**Stored items**
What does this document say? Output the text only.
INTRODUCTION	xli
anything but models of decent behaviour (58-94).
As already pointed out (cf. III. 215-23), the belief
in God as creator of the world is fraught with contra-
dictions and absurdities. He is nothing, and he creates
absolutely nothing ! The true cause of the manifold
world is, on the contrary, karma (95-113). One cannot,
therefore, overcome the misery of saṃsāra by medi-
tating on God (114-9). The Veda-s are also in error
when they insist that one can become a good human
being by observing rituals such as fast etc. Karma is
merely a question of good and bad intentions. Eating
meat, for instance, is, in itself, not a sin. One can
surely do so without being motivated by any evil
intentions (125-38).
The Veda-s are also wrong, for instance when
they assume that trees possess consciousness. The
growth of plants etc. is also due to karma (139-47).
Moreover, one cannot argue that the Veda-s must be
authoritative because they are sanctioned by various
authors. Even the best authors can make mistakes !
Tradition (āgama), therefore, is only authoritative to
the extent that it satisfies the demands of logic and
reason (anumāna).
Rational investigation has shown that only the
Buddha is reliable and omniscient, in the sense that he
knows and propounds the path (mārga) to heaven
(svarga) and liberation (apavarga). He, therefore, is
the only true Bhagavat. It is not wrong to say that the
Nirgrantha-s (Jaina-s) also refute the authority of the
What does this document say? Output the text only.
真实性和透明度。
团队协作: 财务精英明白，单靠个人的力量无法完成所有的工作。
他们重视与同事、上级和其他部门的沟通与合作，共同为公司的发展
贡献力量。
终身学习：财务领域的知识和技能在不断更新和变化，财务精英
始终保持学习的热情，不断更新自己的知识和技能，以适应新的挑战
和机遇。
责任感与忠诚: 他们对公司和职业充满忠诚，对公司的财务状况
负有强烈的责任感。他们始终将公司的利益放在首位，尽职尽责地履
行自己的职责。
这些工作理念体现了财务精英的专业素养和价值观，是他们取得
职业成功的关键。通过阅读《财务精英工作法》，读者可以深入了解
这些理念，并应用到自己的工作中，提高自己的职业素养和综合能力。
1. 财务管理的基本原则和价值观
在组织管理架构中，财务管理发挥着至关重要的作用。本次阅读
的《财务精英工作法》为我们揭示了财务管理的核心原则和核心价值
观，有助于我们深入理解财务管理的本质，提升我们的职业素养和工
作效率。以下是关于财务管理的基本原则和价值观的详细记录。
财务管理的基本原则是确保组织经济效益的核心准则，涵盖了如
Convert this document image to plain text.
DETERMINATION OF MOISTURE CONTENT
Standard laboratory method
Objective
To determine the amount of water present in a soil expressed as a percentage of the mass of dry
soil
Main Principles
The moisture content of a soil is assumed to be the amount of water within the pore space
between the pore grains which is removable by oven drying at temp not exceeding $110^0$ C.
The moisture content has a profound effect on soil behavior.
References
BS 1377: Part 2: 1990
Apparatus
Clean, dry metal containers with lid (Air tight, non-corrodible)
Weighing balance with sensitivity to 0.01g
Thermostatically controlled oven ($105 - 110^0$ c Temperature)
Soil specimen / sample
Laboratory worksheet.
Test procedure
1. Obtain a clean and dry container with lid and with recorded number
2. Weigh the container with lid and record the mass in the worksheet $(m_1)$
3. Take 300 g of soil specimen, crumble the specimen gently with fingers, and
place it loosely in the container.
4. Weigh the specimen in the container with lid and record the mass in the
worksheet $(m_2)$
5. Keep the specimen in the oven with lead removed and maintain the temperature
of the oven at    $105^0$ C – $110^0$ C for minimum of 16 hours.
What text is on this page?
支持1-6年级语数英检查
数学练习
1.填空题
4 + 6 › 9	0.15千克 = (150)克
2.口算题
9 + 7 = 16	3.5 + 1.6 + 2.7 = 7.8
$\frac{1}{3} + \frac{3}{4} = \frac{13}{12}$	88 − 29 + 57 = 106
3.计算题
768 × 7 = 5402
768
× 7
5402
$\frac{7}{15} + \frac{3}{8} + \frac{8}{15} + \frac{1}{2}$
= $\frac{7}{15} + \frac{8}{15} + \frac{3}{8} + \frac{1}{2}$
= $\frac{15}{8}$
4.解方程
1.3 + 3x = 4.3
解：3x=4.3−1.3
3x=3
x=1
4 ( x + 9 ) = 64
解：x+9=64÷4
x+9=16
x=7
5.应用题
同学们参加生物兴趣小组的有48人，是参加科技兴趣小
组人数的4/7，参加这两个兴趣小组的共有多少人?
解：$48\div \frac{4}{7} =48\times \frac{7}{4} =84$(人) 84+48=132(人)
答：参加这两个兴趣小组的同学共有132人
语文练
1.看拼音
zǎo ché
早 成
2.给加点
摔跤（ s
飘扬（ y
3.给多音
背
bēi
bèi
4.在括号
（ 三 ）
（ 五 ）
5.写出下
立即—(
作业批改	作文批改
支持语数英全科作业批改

**Work to complete**
Copy each line of the listing that includes "cannot".

**Full response**
world is, on the contrary, karma (95-113). One cannot,
Moreover, one cannot argue that the Veda-s must be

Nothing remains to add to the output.